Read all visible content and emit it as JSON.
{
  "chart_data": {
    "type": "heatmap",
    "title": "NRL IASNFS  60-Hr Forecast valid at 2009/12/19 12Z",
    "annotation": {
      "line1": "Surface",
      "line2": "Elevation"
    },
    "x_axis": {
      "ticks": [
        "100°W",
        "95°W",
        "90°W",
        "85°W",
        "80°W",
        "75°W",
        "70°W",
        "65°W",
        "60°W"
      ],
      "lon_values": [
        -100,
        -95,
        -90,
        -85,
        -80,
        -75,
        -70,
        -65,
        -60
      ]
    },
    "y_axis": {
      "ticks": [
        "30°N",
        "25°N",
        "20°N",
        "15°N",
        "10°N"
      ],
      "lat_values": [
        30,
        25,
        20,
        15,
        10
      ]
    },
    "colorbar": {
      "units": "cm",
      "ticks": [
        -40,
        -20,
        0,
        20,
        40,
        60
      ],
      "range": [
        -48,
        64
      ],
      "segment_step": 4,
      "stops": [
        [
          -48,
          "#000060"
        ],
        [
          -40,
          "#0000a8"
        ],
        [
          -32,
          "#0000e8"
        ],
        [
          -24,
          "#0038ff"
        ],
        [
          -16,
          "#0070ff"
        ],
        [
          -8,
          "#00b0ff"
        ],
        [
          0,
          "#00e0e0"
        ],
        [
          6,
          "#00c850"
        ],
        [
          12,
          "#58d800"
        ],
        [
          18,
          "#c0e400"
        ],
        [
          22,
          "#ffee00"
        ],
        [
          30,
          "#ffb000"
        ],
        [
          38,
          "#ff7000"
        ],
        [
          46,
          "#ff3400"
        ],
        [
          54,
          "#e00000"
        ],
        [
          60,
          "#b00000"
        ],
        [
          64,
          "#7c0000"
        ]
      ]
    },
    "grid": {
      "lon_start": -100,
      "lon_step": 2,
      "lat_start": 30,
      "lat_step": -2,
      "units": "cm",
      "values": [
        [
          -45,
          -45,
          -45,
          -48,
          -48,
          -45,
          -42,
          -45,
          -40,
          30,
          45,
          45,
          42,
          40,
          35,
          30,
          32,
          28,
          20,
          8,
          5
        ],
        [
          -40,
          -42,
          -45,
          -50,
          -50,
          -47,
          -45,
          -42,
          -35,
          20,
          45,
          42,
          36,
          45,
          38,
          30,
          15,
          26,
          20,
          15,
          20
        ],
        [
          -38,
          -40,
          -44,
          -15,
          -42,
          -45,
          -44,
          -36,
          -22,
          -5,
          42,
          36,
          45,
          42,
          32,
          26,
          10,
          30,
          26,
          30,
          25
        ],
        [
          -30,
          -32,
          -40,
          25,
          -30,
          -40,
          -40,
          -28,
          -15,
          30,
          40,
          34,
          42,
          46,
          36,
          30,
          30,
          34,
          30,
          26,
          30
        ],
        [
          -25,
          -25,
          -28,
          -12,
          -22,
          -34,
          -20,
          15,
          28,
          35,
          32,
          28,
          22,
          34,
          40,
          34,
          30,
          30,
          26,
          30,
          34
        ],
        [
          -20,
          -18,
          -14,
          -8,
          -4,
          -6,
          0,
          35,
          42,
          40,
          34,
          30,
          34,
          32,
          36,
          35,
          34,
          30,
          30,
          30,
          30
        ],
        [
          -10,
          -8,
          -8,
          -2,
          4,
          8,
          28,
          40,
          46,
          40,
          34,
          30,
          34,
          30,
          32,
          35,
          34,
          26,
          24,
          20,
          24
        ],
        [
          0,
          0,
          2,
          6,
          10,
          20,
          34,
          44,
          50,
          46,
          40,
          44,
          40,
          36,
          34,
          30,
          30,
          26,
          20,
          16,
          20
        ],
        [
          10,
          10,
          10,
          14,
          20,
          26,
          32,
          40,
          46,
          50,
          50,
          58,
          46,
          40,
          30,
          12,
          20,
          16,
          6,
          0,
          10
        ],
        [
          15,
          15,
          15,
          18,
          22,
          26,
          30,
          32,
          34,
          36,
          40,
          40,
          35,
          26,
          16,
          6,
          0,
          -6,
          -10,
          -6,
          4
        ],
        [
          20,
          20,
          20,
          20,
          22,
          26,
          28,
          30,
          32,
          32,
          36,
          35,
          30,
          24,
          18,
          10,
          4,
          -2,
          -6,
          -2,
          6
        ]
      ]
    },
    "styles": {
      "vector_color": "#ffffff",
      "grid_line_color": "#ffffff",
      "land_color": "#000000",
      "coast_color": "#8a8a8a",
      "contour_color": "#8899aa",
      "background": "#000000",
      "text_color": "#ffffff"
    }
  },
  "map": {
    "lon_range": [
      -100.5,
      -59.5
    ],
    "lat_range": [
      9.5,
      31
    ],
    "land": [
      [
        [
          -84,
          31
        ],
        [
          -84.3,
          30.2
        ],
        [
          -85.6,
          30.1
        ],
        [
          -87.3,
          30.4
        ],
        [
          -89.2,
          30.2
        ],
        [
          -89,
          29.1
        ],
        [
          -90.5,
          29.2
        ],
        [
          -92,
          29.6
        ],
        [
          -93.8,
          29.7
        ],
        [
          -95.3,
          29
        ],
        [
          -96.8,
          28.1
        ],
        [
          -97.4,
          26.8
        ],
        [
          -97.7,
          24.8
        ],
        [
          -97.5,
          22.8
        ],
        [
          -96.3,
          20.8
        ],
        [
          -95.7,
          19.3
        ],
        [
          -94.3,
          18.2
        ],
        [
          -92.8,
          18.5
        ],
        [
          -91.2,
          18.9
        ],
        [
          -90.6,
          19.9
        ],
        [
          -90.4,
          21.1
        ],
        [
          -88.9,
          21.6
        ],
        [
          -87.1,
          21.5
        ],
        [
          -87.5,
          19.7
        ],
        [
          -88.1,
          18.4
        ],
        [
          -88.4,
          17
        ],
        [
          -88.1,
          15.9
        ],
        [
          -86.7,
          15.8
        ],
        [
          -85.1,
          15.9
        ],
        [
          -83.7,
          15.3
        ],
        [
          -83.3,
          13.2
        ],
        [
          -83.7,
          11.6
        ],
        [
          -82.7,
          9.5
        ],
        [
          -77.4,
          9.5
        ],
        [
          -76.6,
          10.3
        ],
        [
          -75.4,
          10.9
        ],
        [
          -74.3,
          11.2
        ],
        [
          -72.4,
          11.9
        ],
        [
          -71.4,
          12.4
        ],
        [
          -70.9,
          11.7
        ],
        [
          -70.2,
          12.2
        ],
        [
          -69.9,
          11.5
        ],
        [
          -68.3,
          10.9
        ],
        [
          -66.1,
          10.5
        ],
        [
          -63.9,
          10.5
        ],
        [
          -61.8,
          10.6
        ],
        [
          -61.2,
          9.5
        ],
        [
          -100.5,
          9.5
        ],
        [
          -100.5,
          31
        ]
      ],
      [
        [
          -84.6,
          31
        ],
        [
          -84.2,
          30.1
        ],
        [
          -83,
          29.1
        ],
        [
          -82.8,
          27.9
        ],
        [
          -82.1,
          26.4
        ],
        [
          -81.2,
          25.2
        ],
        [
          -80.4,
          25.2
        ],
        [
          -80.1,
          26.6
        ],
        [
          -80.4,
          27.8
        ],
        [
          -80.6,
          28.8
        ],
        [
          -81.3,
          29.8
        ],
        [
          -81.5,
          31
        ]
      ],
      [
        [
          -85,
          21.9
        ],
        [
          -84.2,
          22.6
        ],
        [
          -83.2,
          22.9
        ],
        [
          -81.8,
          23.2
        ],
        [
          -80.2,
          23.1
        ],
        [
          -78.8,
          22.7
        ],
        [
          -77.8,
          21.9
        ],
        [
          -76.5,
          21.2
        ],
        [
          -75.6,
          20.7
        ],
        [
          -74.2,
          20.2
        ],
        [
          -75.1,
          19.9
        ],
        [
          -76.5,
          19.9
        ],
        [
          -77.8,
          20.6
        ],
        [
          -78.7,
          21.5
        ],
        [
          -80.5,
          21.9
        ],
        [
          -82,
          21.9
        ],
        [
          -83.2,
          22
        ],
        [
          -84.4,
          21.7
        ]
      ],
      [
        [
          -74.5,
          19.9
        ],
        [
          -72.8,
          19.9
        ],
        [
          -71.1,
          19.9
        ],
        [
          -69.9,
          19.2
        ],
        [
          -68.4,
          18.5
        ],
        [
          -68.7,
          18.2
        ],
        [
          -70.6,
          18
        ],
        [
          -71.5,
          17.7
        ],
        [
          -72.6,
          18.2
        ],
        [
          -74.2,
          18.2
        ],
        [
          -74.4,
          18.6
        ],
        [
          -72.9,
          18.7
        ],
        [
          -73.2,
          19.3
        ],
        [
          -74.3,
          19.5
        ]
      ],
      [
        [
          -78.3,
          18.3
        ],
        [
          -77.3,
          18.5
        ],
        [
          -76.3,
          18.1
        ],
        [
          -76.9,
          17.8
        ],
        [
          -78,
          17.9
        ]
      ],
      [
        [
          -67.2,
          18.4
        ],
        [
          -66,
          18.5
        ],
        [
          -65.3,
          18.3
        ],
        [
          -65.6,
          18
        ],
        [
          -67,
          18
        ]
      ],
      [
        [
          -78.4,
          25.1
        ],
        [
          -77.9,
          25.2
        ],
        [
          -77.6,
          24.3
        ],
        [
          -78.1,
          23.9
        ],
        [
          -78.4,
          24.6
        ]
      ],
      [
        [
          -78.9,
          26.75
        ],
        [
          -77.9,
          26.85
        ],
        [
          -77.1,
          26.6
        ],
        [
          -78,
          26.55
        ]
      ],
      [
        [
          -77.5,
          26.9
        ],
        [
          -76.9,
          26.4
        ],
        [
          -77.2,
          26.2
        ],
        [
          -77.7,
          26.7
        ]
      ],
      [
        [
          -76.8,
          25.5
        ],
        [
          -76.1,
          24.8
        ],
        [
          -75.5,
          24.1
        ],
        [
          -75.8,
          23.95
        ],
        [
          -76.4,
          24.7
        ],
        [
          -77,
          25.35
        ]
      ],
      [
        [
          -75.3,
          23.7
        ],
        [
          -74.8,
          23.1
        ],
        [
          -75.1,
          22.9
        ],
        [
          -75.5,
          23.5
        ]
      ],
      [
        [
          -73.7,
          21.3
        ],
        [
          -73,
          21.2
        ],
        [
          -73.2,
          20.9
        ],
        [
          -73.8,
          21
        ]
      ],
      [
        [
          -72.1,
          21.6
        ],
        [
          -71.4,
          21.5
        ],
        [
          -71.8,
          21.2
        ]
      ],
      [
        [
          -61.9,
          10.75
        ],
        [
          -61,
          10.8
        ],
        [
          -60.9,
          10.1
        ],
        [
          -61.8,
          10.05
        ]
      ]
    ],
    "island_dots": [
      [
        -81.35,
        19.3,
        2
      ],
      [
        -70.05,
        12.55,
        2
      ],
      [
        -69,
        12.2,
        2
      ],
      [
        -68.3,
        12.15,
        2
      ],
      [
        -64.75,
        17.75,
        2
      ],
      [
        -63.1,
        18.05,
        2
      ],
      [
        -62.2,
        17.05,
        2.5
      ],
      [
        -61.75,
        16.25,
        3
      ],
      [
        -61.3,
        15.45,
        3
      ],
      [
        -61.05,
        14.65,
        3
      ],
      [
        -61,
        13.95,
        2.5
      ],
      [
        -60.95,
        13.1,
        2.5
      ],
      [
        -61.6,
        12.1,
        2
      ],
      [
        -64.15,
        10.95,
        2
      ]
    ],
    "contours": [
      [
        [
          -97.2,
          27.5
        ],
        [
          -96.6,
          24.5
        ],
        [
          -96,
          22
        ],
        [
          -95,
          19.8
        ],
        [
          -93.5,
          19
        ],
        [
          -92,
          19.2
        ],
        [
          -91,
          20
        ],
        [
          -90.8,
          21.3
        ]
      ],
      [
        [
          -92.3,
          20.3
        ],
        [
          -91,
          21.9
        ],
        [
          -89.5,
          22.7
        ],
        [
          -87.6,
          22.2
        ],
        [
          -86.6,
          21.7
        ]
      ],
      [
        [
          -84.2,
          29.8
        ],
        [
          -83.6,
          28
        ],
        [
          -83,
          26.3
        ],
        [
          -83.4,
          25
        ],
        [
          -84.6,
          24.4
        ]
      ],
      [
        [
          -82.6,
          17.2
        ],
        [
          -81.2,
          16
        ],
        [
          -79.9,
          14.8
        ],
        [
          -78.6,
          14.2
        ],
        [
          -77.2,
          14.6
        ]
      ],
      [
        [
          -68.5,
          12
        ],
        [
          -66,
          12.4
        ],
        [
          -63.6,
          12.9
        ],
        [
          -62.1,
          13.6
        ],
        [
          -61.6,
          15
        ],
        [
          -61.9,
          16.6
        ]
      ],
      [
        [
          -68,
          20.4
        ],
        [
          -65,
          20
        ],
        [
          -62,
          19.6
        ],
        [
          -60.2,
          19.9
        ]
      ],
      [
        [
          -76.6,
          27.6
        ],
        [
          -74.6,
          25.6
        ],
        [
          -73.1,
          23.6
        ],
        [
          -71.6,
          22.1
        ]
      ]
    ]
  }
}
****************************************
Report how many lines in the data contain the word "ffffff", with no words besides the number.

- _FULL SOLUTION_
3